:: Do this ::
Exclude the pictures and retype the entries as written.

:: Task data ::
↓

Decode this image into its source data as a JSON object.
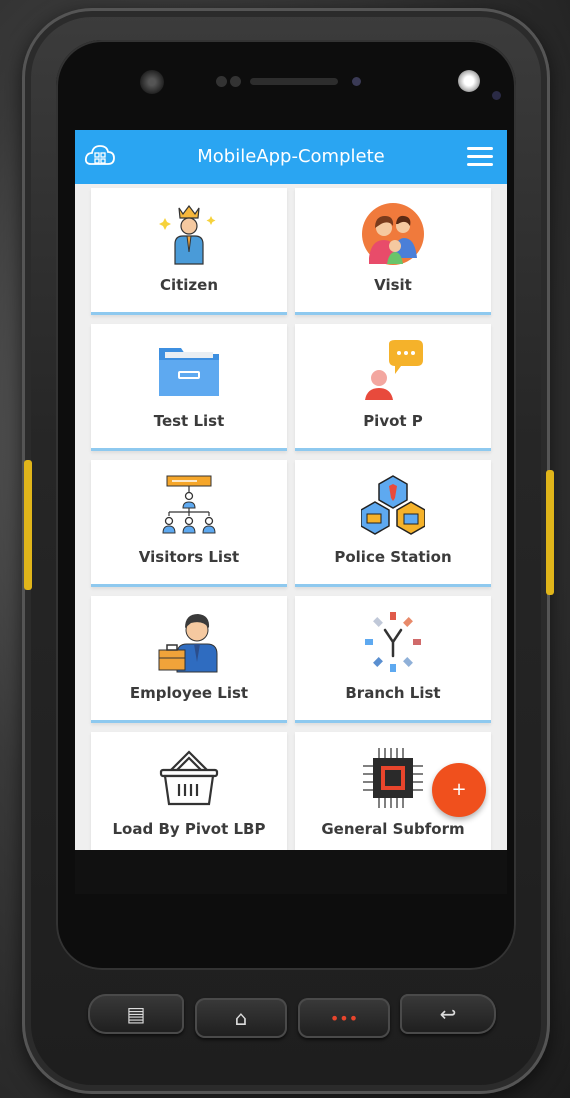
{
  "app": {
    "title": "MobileApp-Complete"
  },
  "tiles": [
    {
      "label": "Citizen",
      "icon": "citizen-icon"
    },
    {
      "label": "Visit",
      "icon": "visit-family-icon"
    },
    {
      "label": "Test List",
      "icon": "folder-icon"
    },
    {
      "label": "Pivot P",
      "icon": "chat-person-icon"
    },
    {
      "label": "Visitors List",
      "icon": "org-chart-icon"
    },
    {
      "label": "Police Station",
      "icon": "network-cubes-icon"
    },
    {
      "label": "Employee List",
      "icon": "employee-icon"
    },
    {
      "label": "Branch List",
      "icon": "branch-icon"
    },
    {
      "label": "Load By Pivot LBP",
      "icon": "basket-icon"
    },
    {
      "label": "General Subform",
      "icon": "chip-icon"
    }
  ],
  "fab": {
    "label": "+"
  },
  "hardware_buttons": {
    "menu": "▤",
    "home": "⌂",
    "more": "•••",
    "back": "↩"
  },
  "colors": {
    "app_bar": "#2aa5f2",
    "fab": "#f0501d",
    "device_accent": "#e0b51a"
  }
}
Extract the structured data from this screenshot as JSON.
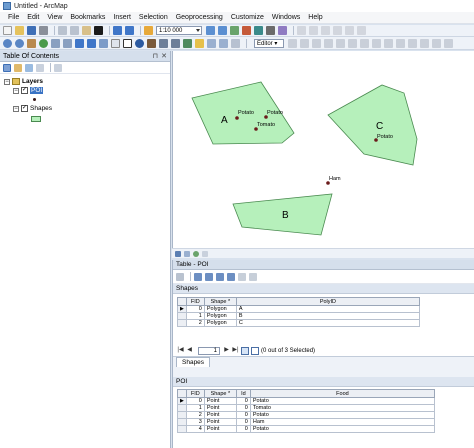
{
  "window": {
    "title": "Untitled - ArcMap"
  },
  "menu": [
    "File",
    "Edit",
    "View",
    "Bookmarks",
    "Insert",
    "Selection",
    "Geoprocessing",
    "Customize",
    "Windows",
    "Help"
  ],
  "toolbar": {
    "scale": "1:10 000",
    "editor_label": "Editor ▾"
  },
  "toc": {
    "title": "Table Of Contents",
    "header_icons": [
      "pin-icon",
      "close-icon"
    ],
    "root_label": "Layers",
    "layers": [
      {
        "name": "POI",
        "checked": true,
        "symbol": "point"
      },
      {
        "name": "Shapes",
        "checked": true,
        "symbol": "polygon"
      }
    ]
  },
  "map": {
    "polygon_fill": "#b6f0bb",
    "polygon_stroke": "#4a8a50",
    "point_color": "#6b1b1b",
    "polygons": [
      {
        "label": "A"
      },
      {
        "label": "B"
      },
      {
        "label": "C"
      }
    ],
    "points": [
      {
        "label": "Potato"
      },
      {
        "label": "Potato"
      },
      {
        "label": "Tomato"
      },
      {
        "label": "Potato"
      },
      {
        "label": "Ham"
      }
    ]
  },
  "table_window": {
    "title": "Table - POI",
    "shapes": {
      "title": "Shapes",
      "columns": [
        "FID",
        "Shape *",
        "PolyID"
      ],
      "rows": [
        [
          "0",
          "Polygon",
          "A"
        ],
        [
          "1",
          "Polygon",
          "B"
        ],
        [
          "2",
          "Polygon",
          "C"
        ]
      ],
      "nav": {
        "record": "1",
        "status": "(0 out of 3 Selected)"
      },
      "tab_label": "Shapes"
    },
    "poi": {
      "title": "POI",
      "columns": [
        "FID",
        "Shape *",
        "Id",
        "Food"
      ],
      "rows": [
        [
          "0",
          "Point",
          "0",
          "Potato"
        ],
        [
          "1",
          "Point",
          "0",
          "Tomato"
        ],
        [
          "2",
          "Point",
          "0",
          "Potato"
        ],
        [
          "3",
          "Point",
          "0",
          "Ham"
        ],
        [
          "4",
          "Point",
          "0",
          "Potato"
        ]
      ]
    }
  }
}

↑

:: Exercise result ::
Decode this image into its source data as a JSON object.
{
  "app": {
    "title": "MobileApp-Complete"
  },
  "tiles": [
    {
      "label": "Citizen",
      "icon": "citizen-icon"
    },
    {
      "label": "Visit",
      "icon": "visit-family-icon"
    },
    {
      "label": "Test List",
      "icon": "folder-icon"
    },
    {
      "label": "Pivot P",
      "icon": "chat-person-icon"
    },
    {
      "label": "Visitors List",
      "icon": "org-chart-icon"
    },
    {
      "label": "Police Station",
      "icon": "network-cubes-icon"
    },
    {
      "label": "Employee List",
      "icon": "employee-icon"
    },
    {
      "label": "Branch List",
      "icon": "branch-icon"
    },
    {
      "label": "Load By Pivot LBP",
      "icon": "basket-icon"
    },
    {
      "label": "General Subform",
      "icon": "chip-icon"
    }
  ],
  "fab": {
    "label": "+"
  },
  "hardware_buttons": {
    "menu": "▤",
    "home": "⌂",
    "more": "•••",
    "back": "↩"
  },
  "colors": {
    "app_bar": "#2aa5f2",
    "fab": "#f0501d",
    "device_accent": "#e0b51a"
  }
}
Extract the structured data from this screenshot as JSON.
{
  "window": {
    "title": "Untitled - ArcMap"
  },
  "menu": [
    "File",
    "Edit",
    "View",
    "Bookmarks",
    "Insert",
    "Selection",
    "Geoprocessing",
    "Customize",
    "Windows",
    "Help"
  ],
  "toolbar": {
    "scale": "1:10 000",
    "editor_label": "Editor ▾"
  },
  "toc": {
    "title": "Table Of Contents",
    "header_icons": [
      "pin-icon",
      "close-icon"
    ],
    "root_label": "Layers",
    "layers": [
      {
        "name": "POI",
        "checked": true,
        "symbol": "point"
      },
      {
        "name": "Shapes",
        "checked": true,
        "symbol": "polygon"
      }
    ]
  },
  "map": {
    "polygon_fill": "#b6f0bb",
    "polygon_stroke": "#4a8a50",
    "point_color": "#6b1b1b",
    "polygons": [
      {
        "label": "A"
      },
      {
        "label": "B"
      },
      {
        "label": "C"
      }
    ],
    "points": [
      {
        "label": "Potato"
      },
      {
        "label": "Potato"
      },
      {
        "label": "Tomato"
      },
      {
        "label": "Potato"
      },
      {
        "label": "Ham"
      }
    ]
  },
  "table_window": {
    "title": "Table - POI",
    "shapes": {
      "title": "Shapes",
      "columns": [
        "FID",
        "Shape *",
        "PolyID"
      ],
      "rows": [
        [
          "0",
          "Polygon",
          "A"
        ],
        [
          "1",
          "Polygon",
          "B"
        ],
        [
          "2",
          "Polygon",
          "C"
        ]
      ],
      "nav": {
        "record": "1",
        "status": "(0 out of 3 Selected)"
      },
      "tab_label": "Shapes"
    },
    "poi": {
      "title": "POI",
      "columns": [
        "FID",
        "Shape *",
        "Id",
        "Food"
      ],
      "rows": [
        [
          "0",
          "Point",
          "0",
          "Potato"
        ],
        [
          "1",
          "Point",
          "0",
          "Tomato"
        ],
        [
          "2",
          "Point",
          "0",
          "Potato"
        ],
        [
          "3",
          "Point",
          "0",
          "Ham"
        ],
        [
          "4",
          "Point",
          "0",
          "Potato"
        ]
      ]
    }
  }
}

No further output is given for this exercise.